▶ [Written problem] List all the lines in these records that hold "можно".

Data extracted from a collection
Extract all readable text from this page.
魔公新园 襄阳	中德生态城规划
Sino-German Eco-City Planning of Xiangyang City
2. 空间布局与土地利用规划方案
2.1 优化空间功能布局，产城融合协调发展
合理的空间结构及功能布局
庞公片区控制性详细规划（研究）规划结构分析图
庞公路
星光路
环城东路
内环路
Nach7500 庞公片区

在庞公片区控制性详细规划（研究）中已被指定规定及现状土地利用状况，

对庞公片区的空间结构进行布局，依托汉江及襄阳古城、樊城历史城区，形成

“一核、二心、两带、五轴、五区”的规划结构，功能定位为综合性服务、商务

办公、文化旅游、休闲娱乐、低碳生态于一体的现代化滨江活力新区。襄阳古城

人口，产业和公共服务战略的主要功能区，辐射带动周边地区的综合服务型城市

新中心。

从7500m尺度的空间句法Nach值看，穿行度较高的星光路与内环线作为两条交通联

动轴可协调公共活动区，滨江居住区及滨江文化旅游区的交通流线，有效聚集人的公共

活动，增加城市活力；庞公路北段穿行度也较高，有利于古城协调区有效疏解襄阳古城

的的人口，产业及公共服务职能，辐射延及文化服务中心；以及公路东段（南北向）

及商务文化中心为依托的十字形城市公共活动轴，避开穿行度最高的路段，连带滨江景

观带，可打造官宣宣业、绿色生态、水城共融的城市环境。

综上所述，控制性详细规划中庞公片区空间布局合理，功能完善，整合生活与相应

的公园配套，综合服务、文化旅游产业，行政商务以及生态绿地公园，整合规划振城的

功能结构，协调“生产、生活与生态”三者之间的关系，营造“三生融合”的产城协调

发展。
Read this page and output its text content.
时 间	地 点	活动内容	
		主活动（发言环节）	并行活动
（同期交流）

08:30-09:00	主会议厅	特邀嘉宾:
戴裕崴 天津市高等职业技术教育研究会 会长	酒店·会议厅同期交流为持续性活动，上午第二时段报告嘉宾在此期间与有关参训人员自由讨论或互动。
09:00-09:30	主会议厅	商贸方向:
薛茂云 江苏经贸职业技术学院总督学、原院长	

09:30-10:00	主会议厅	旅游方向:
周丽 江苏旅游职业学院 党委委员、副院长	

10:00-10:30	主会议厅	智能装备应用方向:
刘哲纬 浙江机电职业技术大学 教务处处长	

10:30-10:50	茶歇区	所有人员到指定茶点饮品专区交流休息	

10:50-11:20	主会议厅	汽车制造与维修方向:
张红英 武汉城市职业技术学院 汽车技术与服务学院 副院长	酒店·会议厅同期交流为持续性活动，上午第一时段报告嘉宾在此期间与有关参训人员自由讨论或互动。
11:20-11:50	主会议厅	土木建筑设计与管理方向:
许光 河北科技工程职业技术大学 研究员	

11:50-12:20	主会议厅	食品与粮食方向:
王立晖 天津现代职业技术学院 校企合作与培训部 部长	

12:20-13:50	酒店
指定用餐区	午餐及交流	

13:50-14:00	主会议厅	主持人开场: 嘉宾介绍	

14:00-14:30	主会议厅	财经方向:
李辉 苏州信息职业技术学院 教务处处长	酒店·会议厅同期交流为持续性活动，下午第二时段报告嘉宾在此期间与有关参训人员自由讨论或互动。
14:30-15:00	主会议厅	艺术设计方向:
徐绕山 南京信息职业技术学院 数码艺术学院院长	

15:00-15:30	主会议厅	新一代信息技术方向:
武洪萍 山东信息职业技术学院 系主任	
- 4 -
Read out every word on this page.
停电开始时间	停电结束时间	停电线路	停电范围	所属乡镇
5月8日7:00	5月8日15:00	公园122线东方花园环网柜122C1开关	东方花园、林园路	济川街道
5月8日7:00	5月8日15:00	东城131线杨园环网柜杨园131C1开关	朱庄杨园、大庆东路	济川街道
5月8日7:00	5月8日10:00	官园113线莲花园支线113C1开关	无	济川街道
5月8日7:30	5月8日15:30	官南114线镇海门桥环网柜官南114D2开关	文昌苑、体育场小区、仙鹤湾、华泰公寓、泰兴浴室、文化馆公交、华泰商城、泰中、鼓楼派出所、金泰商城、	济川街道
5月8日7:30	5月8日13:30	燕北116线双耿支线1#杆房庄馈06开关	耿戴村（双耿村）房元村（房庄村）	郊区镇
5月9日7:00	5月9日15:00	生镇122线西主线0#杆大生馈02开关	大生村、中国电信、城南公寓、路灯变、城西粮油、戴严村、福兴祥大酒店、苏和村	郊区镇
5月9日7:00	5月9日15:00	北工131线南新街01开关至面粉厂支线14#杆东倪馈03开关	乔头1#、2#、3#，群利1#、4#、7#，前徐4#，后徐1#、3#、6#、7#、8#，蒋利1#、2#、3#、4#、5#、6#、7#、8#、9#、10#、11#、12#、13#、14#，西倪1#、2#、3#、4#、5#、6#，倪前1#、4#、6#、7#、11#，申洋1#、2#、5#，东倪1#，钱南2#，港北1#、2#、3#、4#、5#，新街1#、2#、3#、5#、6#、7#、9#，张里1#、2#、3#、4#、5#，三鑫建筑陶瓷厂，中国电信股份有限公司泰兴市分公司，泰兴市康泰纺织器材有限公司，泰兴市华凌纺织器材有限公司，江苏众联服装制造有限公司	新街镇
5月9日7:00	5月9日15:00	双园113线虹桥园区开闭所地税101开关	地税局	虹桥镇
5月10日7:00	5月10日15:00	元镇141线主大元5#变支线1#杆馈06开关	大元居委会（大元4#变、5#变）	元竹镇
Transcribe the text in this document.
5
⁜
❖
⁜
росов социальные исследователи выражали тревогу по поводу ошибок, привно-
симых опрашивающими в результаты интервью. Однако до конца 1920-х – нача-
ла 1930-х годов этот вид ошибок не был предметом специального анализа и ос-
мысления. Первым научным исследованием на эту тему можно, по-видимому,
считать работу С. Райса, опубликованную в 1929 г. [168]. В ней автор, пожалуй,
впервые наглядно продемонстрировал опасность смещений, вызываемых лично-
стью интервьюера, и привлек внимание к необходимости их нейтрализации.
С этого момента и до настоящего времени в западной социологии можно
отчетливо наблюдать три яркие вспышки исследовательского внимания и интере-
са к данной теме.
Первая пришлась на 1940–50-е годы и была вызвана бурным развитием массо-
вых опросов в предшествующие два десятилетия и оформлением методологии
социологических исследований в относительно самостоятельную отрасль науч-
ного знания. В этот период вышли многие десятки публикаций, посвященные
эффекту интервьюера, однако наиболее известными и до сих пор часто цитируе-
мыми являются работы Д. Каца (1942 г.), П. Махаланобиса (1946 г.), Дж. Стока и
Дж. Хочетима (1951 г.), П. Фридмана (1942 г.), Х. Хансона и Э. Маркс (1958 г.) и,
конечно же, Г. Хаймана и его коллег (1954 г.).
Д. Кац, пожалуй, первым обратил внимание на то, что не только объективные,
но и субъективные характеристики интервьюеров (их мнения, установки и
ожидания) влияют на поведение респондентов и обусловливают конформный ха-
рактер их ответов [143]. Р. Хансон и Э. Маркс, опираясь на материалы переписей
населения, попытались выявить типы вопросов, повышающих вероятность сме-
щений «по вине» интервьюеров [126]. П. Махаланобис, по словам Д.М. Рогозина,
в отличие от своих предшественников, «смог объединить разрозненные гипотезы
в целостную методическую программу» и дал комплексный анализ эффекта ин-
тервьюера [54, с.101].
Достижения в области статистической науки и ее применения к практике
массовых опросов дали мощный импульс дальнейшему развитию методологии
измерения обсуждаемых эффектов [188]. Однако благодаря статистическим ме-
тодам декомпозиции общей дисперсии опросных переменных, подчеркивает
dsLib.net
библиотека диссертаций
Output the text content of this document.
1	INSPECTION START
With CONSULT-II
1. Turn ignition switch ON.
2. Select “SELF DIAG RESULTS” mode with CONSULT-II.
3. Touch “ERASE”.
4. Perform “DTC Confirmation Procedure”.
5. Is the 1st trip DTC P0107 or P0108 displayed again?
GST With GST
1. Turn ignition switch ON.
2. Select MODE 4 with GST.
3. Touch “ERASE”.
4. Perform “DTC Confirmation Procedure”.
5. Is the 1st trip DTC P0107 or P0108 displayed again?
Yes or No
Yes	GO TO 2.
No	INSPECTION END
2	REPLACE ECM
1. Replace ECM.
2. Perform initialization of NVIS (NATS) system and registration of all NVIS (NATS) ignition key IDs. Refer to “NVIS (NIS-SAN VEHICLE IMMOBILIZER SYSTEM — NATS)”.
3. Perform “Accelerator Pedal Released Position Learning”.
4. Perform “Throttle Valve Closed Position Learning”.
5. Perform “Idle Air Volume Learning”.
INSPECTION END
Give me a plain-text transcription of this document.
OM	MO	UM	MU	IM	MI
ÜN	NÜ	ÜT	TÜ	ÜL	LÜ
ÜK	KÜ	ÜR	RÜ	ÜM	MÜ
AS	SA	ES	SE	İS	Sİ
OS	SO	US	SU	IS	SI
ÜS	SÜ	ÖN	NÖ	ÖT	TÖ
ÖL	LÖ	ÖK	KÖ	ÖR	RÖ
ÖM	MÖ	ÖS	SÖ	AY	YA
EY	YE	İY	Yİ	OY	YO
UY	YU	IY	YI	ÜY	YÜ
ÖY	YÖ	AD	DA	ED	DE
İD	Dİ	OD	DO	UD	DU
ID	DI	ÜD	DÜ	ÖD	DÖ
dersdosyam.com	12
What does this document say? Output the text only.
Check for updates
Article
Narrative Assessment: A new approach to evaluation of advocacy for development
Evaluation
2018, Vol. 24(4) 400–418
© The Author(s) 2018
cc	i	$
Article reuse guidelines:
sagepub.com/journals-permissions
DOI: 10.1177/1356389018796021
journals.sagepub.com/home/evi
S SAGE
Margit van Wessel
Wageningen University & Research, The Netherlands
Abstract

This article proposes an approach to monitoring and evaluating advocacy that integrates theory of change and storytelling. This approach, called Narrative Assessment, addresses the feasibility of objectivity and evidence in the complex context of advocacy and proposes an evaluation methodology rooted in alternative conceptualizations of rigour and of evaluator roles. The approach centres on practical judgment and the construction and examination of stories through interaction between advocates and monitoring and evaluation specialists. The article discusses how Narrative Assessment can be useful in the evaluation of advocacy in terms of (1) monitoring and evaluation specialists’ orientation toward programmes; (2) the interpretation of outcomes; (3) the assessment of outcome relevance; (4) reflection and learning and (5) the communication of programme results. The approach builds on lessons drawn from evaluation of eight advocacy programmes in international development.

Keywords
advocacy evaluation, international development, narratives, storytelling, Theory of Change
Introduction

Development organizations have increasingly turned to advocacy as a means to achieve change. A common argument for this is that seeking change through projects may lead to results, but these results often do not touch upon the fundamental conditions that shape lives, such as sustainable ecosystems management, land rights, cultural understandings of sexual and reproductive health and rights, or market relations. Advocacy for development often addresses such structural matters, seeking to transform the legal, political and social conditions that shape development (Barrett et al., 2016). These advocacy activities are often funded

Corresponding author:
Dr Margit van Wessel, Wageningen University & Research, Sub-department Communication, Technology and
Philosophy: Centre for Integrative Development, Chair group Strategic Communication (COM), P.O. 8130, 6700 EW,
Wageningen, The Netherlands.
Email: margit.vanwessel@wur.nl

▶ [Task answer]
мысления. Первым научным исследованием на эту тему можно, по-видимому,
С этого момента и до настоящего времени в западной социологии можно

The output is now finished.